**THE DATA:**
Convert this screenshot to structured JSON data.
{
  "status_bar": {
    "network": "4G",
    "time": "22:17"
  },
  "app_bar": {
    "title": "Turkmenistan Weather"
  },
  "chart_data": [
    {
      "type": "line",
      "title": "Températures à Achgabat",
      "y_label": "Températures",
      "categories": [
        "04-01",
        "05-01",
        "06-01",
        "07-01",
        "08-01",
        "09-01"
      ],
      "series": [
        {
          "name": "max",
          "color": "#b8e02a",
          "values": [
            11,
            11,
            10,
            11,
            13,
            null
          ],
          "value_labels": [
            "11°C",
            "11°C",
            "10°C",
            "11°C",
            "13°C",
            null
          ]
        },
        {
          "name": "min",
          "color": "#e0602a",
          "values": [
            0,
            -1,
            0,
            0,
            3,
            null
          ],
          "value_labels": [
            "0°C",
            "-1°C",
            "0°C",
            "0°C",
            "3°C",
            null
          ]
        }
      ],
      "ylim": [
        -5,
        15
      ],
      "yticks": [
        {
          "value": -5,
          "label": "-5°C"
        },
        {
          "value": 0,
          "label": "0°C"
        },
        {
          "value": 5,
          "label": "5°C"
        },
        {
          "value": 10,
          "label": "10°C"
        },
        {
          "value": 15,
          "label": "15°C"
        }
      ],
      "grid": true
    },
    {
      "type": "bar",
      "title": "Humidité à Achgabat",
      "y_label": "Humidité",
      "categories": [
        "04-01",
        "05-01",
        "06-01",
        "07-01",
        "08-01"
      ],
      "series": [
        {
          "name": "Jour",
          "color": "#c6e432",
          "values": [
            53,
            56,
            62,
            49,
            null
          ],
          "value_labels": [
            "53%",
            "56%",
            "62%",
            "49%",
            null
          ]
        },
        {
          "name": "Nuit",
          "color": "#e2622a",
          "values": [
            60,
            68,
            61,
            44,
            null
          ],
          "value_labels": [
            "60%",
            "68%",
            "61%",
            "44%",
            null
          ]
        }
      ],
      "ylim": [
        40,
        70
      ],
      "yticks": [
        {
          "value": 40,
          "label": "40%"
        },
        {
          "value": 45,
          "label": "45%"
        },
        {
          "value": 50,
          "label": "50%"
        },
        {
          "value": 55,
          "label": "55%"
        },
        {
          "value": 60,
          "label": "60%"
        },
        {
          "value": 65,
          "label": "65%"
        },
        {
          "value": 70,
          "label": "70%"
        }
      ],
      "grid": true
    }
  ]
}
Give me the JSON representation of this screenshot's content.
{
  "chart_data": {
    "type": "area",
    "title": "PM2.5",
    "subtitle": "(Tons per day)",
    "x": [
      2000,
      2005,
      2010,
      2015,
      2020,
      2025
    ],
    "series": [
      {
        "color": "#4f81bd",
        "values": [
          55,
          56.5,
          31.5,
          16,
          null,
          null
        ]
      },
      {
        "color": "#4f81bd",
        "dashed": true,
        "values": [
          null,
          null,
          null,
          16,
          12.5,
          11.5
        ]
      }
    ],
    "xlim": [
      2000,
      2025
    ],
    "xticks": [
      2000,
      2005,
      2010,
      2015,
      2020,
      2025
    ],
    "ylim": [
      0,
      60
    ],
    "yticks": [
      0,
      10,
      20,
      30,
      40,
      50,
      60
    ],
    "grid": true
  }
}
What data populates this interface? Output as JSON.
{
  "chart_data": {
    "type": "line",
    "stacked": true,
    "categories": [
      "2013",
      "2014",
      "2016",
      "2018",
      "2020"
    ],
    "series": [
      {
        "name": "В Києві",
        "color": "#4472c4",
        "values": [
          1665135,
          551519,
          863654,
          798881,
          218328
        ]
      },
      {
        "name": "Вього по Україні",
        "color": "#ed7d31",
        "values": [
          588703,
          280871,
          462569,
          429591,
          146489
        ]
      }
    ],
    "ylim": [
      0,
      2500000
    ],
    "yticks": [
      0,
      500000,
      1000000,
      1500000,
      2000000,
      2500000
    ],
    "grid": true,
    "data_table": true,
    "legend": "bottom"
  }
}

**PROBLEM DETAILS:**
The records above must be repeated exactly, every one of them.

**SOLVED PROBLEM:**
Convert this screenshot to structured JSON data.
{
  "status_bar": {
    "network": "4G",
    "time": "22:17"
  },
  "app_bar": {
    "title": "Turkmenistan Weather"
  },
  "chart_data": [
    {
      "type": "line",
      "title": "Températures à Achgabat",
      "y_label": "Températures",
      "categories": [
        "04-01",
        "05-01",
        "06-01",
        "07-01",
        "08-01",
        "09-01"
      ],
      "series": [
        {
          "name": "max",
          "color": "#b8e02a",
          "values": [
            11,
            11,
            10,
            11,
            13,
            null
          ],
          "value_labels": [
            "11°C",
            "11°C",
            "10°C",
            "11°C",
            "13°C",
            null
          ]
        },
        {
          "name": "min",
          "color": "#e0602a",
          "values": [
            0,
            -1,
            0,
            0,
            3,
            null
          ],
          "value_labels": [
            "0°C",
            "-1°C",
            "0°C",
            "0°C",
            "3°C",
            null
          ]
        }
      ],
      "ylim": [
        -5,
        15
      ],
      "yticks": [
        {
          "value": -5,
          "label": "-5°C"
        },
        {
          "value": 0,
          "label": "0°C"
        },
        {
          "value": 5,
          "label": "5°C"
        },
        {
          "value": 10,
          "label": "10°C"
        },
        {
          "value": 15,
          "label": "15°C"
        }
      ],
      "grid": true
    },
    {
      "type": "bar",
      "title": "Humidité à Achgabat",
      "y_label": "Humidité",
      "categories": [
        "04-01",
        "05-01",
        "06-01",
        "07-01",
        "08-01"
      ],
      "series": [
        {
          "name": "Jour",
          "color": "#c6e432",
          "values": [
            53,
            56,
            62,
            49,
            null
          ],
          "value_labels": [
            "53%",
            "56%",
            "62%",
            "49%",
            null
          ]
        },
        {
          "name": "Nuit",
          "color": "#e2622a",
          "values": [
            60,
            68,
            61,
            44,
            null
          ],
          "value_labels": [
            "60%",
            "68%",
            "61%",
            "44%",
            null
          ]
        }
      ],
      "ylim": [
        40,
        70
      ],
      "yticks": [
        {
          "value": 40,
          "label": "40%"
        },
        {
          "value": 45,
          "label": "45%"
        },
        {
          "value": 50,
          "label": "50%"
        },
        {
          "value": 55,
          "label": "55%"
        },
        {
          "value": 60,
          "label": "60%"
        },
        {
          "value": 65,
          "label": "65%"
        },
        {
          "value": 70,
          "label": "70%"
        }
      ],
      "grid": true
    }
  ]
}
Give me the JSON representation of this screenshot's content.
{
  "chart_data": {
    "type": "area",
    "title": "PM2.5",
    "subtitle": "(Tons per day)",
    "x": [
      2000,
      2005,
      2010,
      2015,
      2020,
      2025
    ],
    "series": [
      {
        "color": "#4f81bd",
        "values": [
          55,
          56.5,
          31.5,
          16,
          null,
          null
        ]
      },
      {
        "color": "#4f81bd",
        "dashed": true,
        "values": [
          null,
          null,
          null,
          16,
          12.5,
          11.5
        ]
      }
    ],
    "xlim": [
      2000,
      2025
    ],
    "xticks": [
      2000,
      2005,
      2010,
      2015,
      2020,
      2025
    ],
    "ylim": [
      0,
      60
    ],
    "yticks": [
      0,
      10,
      20,
      30,
      40,
      50,
      60
    ],
    "grid": true
  }
}
What data populates this interface? Output as JSON.
{
  "chart_data": {
    "type": "line",
    "stacked": true,
    "categories": [
      "2013",
      "2014",
      "2016",
      "2018",
      "2020"
    ],
    "series": [
      {
        "name": "В Києві",
        "color": "#4472c4",
        "values": [
          1665135,
          551519,
          863654,
          798881,
          218328
        ]
      },
      {
        "name": "Вього по Україні",
        "color": "#ed7d31",
        "values": [
          588703,
          280871,
          462569,
          429591,
          146489
        ]
      }
    ],
    "ylim": [
      0,
      2500000
    ],
    "yticks": [
      0,
      500000,
      1000000,
      1500000,
      2000000,
      2500000
    ],
    "grid": true,
    "data_table": true,
    "legend": "bottom"
  }
}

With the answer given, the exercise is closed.